I think no matter when it happened you would prob have some fears, maybe different ones but it’s still a lot to take in once it happens, even though you wanted it. Don’t worry about work, being pregnant and maternity leave actually works in your favour. They can’t get rid of you and have to find a job role to best suit the role you currently do, even if they say the role has gone. These changes came into play April 4th 2024. See how you get on, if nothing changes then speak to therapist
I felt exactly the same. We tired and fell pregnant straight away. I was excited when I found out and the next day it turned to worry we had done it too soon and wouldnt cope. Sadly I lost the baby at 9 weeks just as I had started to get excited again and now I feel so guilty about my feelings. I think it’s normal but try to see the positives and enjoy your pregnancy and make sure little bean feels your love x
Thanks ladies for your comments. I probably need to take the time to acknowledge it all and be cautious as still quite early. @Sophie sorry to hear you lost the baby. Trying for babies is such a rollercoaster of emotion and you never know how it's going to go. I find it so hard and even if I am quite open with my partner he can never feel what I feel (physically and emotionally)

_Entries shown_:
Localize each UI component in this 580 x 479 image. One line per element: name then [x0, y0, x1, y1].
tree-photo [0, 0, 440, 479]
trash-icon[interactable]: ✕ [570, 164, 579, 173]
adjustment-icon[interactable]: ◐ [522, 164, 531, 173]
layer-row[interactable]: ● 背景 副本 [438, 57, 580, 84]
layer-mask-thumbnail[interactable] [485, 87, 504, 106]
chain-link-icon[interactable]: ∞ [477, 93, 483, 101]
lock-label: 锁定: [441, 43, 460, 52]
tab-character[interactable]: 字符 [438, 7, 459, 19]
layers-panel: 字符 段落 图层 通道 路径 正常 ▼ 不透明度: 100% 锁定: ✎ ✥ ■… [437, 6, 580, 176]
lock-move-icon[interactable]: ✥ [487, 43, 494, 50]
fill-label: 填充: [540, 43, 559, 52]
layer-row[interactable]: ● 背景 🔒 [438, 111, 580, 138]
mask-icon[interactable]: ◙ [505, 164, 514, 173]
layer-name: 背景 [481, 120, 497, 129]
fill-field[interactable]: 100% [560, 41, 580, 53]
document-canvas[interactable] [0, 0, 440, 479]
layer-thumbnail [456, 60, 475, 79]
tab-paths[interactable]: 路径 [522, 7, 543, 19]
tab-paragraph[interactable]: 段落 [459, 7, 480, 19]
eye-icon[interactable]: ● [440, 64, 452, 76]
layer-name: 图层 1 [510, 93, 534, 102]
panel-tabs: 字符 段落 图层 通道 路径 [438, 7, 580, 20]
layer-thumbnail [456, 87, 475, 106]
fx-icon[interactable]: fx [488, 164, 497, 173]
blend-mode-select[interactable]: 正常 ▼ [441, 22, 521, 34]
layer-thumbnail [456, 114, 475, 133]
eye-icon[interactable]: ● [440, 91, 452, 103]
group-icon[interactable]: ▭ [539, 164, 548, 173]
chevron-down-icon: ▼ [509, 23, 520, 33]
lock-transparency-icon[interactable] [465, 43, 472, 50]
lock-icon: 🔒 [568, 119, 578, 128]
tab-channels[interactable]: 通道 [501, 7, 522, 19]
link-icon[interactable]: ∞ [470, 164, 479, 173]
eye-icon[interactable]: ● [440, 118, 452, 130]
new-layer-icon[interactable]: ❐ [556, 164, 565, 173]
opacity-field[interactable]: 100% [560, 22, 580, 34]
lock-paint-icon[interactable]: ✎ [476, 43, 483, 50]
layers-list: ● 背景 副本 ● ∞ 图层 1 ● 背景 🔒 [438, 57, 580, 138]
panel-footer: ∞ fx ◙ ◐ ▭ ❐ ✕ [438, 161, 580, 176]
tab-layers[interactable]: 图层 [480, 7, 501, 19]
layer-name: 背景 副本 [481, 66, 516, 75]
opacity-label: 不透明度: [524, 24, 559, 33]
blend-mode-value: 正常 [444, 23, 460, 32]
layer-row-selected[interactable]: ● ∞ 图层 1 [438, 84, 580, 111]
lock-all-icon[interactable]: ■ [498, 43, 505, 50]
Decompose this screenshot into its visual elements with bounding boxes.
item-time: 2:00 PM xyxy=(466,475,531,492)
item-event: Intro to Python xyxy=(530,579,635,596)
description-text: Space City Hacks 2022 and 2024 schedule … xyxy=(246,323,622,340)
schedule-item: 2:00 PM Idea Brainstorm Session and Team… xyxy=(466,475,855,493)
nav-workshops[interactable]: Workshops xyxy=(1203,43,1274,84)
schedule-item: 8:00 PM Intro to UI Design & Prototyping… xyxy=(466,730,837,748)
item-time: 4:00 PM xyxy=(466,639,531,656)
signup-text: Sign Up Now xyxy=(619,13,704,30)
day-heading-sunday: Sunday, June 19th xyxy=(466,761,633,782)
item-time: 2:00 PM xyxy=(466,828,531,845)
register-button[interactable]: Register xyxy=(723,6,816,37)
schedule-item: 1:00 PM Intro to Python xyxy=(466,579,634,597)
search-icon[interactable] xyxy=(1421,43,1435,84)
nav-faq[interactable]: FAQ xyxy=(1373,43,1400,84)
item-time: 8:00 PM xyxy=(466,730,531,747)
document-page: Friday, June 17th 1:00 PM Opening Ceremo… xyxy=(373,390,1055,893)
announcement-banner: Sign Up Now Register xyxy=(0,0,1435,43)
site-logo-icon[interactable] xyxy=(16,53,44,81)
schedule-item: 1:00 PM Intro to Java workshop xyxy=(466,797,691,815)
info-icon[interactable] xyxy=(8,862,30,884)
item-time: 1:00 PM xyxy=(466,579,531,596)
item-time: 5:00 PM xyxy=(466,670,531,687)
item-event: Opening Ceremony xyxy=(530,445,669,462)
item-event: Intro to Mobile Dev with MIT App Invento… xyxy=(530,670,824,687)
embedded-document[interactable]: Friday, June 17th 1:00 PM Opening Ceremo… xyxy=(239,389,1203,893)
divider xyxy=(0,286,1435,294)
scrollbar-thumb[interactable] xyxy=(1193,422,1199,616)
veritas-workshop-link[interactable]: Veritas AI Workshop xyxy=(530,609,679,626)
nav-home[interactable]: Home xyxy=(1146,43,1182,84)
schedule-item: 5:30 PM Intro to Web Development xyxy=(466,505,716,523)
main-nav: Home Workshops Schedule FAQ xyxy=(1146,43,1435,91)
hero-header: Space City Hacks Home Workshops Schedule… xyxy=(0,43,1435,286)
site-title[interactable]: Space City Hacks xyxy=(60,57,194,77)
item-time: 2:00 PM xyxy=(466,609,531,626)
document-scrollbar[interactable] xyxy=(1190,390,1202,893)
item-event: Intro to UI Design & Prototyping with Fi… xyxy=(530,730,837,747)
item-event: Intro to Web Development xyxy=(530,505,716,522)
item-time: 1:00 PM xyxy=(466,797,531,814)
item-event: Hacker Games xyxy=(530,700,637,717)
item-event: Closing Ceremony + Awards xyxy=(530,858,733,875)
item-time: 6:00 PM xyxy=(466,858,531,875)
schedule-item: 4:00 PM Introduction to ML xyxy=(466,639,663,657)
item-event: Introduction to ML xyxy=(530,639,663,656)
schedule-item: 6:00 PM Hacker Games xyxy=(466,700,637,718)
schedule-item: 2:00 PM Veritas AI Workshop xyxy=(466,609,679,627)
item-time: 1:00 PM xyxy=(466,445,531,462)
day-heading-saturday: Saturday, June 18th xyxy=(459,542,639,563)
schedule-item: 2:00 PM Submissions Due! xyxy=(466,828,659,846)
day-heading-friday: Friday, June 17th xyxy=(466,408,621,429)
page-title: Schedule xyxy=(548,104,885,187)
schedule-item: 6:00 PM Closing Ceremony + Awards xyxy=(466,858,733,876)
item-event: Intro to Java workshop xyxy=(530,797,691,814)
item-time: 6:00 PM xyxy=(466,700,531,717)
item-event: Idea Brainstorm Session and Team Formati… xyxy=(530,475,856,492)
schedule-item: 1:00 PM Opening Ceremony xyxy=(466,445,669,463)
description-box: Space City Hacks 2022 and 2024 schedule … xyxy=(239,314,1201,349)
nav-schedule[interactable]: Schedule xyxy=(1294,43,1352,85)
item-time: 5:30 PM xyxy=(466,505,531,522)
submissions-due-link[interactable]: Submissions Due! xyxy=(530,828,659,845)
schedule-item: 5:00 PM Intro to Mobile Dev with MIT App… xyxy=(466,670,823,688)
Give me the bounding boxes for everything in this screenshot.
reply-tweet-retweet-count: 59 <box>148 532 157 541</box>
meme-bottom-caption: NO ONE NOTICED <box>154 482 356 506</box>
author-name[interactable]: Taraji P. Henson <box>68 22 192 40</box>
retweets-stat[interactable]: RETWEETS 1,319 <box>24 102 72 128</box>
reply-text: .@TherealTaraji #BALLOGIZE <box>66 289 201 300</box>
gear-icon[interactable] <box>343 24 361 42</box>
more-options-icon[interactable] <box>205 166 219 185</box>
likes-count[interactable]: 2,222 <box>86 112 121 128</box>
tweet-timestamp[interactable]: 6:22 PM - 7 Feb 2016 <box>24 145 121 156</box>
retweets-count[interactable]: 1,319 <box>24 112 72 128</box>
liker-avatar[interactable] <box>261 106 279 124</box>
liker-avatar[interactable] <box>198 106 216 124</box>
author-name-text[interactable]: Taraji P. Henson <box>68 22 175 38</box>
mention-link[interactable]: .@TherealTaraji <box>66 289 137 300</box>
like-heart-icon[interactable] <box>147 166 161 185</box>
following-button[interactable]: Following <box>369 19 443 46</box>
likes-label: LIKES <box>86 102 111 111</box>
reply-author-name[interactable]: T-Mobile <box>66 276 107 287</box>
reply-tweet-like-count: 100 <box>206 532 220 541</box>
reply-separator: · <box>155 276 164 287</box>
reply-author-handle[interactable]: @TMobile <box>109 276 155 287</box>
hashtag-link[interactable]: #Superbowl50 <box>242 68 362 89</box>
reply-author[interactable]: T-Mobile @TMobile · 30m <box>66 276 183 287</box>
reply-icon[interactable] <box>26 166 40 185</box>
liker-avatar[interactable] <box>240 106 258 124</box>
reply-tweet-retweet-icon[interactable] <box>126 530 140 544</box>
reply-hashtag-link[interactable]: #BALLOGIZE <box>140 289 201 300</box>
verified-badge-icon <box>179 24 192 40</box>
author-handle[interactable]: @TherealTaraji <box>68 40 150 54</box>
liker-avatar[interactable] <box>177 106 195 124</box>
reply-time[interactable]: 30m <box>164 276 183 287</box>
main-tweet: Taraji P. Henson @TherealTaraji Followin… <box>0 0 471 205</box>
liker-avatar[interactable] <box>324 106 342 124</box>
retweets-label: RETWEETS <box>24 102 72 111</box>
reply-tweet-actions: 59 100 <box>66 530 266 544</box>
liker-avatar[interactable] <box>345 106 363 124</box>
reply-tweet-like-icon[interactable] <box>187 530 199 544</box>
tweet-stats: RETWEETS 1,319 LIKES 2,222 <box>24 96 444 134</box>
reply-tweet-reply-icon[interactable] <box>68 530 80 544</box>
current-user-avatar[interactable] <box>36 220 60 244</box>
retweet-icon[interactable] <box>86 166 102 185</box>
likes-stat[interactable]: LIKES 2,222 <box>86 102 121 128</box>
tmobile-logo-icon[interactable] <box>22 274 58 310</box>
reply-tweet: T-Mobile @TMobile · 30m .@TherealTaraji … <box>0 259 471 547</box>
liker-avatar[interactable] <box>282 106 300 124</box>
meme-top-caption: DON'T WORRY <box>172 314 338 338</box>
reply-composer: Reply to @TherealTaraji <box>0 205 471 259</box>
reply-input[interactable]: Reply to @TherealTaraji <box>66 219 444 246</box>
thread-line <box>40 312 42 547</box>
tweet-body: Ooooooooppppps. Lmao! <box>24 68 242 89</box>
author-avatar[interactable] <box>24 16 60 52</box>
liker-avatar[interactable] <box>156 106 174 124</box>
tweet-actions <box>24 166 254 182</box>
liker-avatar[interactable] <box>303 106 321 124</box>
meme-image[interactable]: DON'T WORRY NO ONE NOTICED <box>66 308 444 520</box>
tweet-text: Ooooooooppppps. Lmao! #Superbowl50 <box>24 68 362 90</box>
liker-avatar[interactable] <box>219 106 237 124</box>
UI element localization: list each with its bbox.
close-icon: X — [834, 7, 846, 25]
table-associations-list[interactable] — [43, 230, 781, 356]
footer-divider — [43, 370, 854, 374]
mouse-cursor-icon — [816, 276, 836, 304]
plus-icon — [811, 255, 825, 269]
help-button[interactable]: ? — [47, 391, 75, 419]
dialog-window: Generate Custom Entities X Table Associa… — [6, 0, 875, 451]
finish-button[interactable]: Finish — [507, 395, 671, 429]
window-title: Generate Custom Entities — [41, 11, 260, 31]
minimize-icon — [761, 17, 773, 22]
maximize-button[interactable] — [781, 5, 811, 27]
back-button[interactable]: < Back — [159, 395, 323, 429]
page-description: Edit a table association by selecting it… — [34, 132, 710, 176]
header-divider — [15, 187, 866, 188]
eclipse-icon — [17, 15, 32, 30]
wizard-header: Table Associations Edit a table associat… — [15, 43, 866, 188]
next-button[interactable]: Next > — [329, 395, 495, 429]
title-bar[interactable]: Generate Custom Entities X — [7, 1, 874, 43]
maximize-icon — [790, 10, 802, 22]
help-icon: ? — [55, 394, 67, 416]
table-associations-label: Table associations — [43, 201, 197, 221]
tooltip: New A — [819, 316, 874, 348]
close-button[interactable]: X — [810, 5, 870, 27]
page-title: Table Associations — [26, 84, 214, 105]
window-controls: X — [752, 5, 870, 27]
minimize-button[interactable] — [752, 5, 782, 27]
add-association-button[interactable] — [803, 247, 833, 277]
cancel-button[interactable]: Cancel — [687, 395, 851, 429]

_Task requirements_:
A. Answer these questions using the pregnancy forum thread, one answer per line:
(i) On what date does the first post say the changes affecting pregnant workers came into play?
(ii) At how many weeks does the second post say the baby was lost?
(iii) Who does the final post say can never feel what the writer feels?
B. From the second post of the pregnancy forum thread, list every emotion the writer names as one they personally felt. Give each once.
C. Resume the pregnancy forum thread, beginning after the final post's last sentence.

_Set of answers_:
A.
(i) April 4th 2024
(ii) 9 weeks
(iii) The writer's partner

B.
- excited
- worry
- guilty

C.
I’m in the same boat 4 Weeks pregnant . All the nausea and vomiting already girl 😭😭😭 but yet I already had complications and I’m worried sick about this baby
It is the most normal thing in the damn world and don't let anybody convince you of any different! I got pregnant by accident when my first was 8/9 months. It took me ages to accept the reality, then it was twins and tbh I am still emotionally working through it all despite that they're here and I love them all so much. Take some time to process and you'll feel so much better as the pregnancy progresses. Also remember you oldest will not be the same in 6-8 months time, the amount if growing and change is huge so worrying about their now behaviour is wasted energy xxx
I’ve just given birth to baby number 2 (2 under 2 for me), I can honestly say I thought it would be the hardest thing to manage but realistically it’s been plain sailing with some juggling acts so far. My toddler has adapted so well I’ve been getting her involved with everything I do with baby to the point where she demands to feed him or change his nappy🤣 toddlers are much more resilient than you think. I’ve also placed a cot in room next to my living room with a baby monitor set up so my toddler still gets 1:1 time and doesn’t just feel left out, it’s worked wonders, no jealousy or anything as of yet. And totally relate to being scared of not being able to love your 2nd, not being able to love 2nd as much as your first but trust me when you have that baby in your arms, the love floods in. I also work in HR, there is new employment law changes that come into effect tomorrow to protect parents and expectant mothers. Use this link: https://www.gov.uk/working-when-pregnant-your-rights
I think I spent the first 20 weeks dreading baby number two and then got excited and then spent the final 4 works absolutely terrified. Both times full of guilt and worry. And the first week she was here I did cry a lot out of guilt for my toddler. She’s 4 months now and I couldn’t imagine not having her. I don’t think he could image not having her. He loves her. He constantly kisses her. He rubs her tummy and strokes her head when she cries. Asks to hold her all the time. Tries to pick her up out of her chair bless him (and thank god for straps😂) he shares his toys with her, he tries to give her his dummy which is a huge deal for him. Henry does not give them up easily but for his sister he will and she doesn’t even take one 🤣 He’s got a doll as well which he picks up and pops over his shoulder and walks around patting the bum and sh sh shhhhing 😂 You’re feelings are so normal but there’s so much joy in having more than one 🥰
This is a natural feeling i had this going from 2 to 3 as my boy was only 3 months old when i caught but you will be suprised how much the baby will fit in. There is plenty of love to go around. Im now on number 4 and now think what will be will be.